→ Aim
Select from the data all lines with the word "vazifasi".
— begin Listed records —
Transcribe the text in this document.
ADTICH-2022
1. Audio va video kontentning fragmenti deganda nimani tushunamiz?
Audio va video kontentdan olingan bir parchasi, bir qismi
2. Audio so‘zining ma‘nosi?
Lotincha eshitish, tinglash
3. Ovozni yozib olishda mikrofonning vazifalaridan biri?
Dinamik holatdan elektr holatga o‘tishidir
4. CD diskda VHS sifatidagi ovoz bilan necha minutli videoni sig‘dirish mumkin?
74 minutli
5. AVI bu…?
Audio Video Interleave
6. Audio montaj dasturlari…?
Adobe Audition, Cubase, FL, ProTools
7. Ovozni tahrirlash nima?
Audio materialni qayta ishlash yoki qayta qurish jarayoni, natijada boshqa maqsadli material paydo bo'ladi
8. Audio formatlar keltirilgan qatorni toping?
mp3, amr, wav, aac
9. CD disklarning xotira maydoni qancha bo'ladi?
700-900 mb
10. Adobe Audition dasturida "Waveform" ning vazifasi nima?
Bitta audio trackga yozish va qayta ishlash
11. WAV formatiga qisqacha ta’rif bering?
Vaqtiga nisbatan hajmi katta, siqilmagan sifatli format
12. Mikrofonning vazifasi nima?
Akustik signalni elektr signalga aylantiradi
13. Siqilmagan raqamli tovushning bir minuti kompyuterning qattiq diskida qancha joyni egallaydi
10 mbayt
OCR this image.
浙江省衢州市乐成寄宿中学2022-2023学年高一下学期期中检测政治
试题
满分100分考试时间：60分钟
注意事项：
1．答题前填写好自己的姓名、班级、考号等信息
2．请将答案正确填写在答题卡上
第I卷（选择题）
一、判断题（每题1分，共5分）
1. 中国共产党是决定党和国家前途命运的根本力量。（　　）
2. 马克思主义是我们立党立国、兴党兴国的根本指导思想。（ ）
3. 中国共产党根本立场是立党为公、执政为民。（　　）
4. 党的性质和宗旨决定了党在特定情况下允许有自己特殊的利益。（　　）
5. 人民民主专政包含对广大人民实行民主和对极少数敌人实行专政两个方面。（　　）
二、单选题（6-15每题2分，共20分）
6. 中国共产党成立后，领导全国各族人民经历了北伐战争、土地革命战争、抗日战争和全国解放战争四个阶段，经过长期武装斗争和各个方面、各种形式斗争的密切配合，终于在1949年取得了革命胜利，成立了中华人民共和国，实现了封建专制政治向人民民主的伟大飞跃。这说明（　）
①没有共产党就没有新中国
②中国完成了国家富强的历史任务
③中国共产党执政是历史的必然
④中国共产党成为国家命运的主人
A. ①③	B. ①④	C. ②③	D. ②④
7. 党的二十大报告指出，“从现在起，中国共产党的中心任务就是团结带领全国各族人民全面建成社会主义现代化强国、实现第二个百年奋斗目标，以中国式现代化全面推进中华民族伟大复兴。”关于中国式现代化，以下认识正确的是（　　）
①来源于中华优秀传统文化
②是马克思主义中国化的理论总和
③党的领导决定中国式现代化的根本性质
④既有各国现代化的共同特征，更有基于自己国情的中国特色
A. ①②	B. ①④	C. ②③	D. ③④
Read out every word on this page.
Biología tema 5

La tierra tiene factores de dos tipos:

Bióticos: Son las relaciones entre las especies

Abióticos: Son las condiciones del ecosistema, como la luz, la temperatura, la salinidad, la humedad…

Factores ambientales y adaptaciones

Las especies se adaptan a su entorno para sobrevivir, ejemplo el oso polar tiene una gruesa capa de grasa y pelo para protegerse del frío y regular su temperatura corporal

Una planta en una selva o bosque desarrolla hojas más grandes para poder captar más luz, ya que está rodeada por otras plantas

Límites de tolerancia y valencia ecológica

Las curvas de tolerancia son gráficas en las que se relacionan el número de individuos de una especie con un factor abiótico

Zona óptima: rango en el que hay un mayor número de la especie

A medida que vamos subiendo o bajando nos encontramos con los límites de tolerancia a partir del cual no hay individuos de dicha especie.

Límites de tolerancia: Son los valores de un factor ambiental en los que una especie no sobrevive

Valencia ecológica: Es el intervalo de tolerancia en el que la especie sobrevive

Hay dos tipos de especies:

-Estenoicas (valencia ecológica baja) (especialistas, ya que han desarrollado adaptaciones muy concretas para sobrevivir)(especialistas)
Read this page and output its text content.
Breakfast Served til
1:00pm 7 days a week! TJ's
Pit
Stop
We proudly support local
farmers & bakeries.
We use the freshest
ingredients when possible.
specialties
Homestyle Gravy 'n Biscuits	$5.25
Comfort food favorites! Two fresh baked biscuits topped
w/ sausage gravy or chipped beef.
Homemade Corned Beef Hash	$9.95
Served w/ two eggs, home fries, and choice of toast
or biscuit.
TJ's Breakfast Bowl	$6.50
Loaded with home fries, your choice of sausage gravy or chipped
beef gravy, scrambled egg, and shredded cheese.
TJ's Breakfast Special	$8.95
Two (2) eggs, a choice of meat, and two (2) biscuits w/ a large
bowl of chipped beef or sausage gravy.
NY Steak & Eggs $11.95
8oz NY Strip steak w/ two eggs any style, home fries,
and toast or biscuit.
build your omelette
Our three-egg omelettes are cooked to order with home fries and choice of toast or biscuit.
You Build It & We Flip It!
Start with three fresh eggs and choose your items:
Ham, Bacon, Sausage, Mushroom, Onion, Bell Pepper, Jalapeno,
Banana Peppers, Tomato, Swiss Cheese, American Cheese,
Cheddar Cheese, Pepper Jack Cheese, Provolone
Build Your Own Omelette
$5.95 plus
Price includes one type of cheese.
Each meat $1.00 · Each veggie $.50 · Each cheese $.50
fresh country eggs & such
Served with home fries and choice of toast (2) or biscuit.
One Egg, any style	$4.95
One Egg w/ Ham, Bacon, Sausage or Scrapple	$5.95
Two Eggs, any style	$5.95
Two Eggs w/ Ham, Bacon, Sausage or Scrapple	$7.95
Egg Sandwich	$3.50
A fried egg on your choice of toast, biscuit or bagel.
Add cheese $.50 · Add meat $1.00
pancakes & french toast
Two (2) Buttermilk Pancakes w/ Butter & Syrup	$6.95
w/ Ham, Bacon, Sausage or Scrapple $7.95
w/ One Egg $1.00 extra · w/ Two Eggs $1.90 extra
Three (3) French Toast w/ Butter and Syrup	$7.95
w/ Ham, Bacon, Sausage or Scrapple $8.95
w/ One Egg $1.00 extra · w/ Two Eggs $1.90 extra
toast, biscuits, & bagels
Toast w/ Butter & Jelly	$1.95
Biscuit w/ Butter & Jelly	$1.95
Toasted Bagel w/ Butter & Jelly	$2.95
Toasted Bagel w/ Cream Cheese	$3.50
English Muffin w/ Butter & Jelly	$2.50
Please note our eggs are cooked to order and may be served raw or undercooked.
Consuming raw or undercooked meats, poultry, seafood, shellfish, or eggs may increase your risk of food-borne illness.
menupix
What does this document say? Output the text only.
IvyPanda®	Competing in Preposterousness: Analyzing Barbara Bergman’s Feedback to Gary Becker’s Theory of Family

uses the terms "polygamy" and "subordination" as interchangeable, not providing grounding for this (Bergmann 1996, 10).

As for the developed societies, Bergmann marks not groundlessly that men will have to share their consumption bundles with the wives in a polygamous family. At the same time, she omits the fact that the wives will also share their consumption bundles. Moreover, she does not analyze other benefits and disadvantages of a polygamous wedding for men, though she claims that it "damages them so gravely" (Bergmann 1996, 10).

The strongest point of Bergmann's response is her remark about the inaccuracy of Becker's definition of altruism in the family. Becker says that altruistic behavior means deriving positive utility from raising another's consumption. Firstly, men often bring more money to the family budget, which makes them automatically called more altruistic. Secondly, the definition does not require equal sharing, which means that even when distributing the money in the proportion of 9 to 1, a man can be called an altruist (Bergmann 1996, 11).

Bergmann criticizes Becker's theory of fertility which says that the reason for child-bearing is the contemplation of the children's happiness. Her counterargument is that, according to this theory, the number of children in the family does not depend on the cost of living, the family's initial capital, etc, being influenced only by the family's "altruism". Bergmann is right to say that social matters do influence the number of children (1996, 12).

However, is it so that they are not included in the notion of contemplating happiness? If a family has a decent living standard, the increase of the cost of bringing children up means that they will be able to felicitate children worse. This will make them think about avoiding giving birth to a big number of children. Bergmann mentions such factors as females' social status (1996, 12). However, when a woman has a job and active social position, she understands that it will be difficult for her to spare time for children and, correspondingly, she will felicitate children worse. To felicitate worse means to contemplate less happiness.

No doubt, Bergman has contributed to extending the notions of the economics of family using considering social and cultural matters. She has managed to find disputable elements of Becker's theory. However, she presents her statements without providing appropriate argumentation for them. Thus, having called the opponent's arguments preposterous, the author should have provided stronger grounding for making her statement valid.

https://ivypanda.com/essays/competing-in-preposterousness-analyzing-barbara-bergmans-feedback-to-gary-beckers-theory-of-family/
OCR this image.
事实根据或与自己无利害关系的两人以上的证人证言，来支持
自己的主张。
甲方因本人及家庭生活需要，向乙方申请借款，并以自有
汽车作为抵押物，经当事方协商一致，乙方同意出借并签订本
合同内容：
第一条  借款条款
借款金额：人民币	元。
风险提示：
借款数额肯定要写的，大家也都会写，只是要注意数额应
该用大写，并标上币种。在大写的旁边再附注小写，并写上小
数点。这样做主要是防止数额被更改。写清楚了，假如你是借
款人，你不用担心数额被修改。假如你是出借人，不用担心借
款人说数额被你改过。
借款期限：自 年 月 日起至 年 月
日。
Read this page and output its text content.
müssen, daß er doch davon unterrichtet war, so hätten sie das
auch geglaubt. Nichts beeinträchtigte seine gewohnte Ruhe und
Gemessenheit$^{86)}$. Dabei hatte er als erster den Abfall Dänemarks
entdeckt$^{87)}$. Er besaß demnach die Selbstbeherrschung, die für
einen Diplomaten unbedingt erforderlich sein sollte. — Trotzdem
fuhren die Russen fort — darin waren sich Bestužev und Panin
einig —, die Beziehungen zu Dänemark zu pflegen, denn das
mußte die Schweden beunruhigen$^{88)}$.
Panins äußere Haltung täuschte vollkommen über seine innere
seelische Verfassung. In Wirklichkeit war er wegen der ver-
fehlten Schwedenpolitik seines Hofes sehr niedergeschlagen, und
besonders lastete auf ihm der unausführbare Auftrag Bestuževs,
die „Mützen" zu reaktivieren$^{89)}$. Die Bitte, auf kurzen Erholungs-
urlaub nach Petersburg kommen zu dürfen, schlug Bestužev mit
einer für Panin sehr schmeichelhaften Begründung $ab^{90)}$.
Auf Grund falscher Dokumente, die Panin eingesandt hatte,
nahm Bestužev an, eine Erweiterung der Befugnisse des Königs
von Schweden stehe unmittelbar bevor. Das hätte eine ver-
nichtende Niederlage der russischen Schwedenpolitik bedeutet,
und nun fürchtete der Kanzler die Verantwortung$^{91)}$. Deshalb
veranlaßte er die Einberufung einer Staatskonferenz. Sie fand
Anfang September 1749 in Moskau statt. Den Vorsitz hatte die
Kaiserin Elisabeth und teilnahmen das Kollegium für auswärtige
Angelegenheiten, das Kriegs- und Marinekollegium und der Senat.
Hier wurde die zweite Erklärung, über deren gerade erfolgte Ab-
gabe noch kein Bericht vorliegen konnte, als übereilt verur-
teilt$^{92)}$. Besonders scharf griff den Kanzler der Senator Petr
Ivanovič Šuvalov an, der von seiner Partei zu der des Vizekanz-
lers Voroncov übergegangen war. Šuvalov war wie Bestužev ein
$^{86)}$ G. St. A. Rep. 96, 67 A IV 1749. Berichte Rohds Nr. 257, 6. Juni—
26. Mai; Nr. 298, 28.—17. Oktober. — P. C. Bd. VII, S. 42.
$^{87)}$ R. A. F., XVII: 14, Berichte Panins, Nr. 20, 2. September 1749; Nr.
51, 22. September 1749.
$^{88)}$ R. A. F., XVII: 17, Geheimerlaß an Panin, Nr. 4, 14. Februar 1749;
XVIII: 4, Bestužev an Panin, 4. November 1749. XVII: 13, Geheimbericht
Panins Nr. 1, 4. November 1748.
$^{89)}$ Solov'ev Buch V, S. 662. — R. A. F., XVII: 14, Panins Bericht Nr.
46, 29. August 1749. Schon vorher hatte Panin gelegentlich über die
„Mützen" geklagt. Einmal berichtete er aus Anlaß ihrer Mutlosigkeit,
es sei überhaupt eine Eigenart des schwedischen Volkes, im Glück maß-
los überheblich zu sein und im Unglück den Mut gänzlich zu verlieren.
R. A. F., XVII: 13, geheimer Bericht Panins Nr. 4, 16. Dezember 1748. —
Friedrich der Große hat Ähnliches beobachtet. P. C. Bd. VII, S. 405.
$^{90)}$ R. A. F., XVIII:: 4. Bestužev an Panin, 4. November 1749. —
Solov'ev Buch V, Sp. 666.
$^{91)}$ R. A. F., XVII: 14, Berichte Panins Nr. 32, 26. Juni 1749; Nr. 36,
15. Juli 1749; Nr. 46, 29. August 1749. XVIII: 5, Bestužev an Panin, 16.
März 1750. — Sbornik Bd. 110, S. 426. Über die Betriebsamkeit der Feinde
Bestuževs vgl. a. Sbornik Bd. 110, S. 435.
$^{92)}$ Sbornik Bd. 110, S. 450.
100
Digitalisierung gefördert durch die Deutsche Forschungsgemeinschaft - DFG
— end Listed records —
→ Output of the exercise
10. Adobe Audition dasturida "Waveform" ning vazifasi nima?
12. Mikrofonning vazifasi nima?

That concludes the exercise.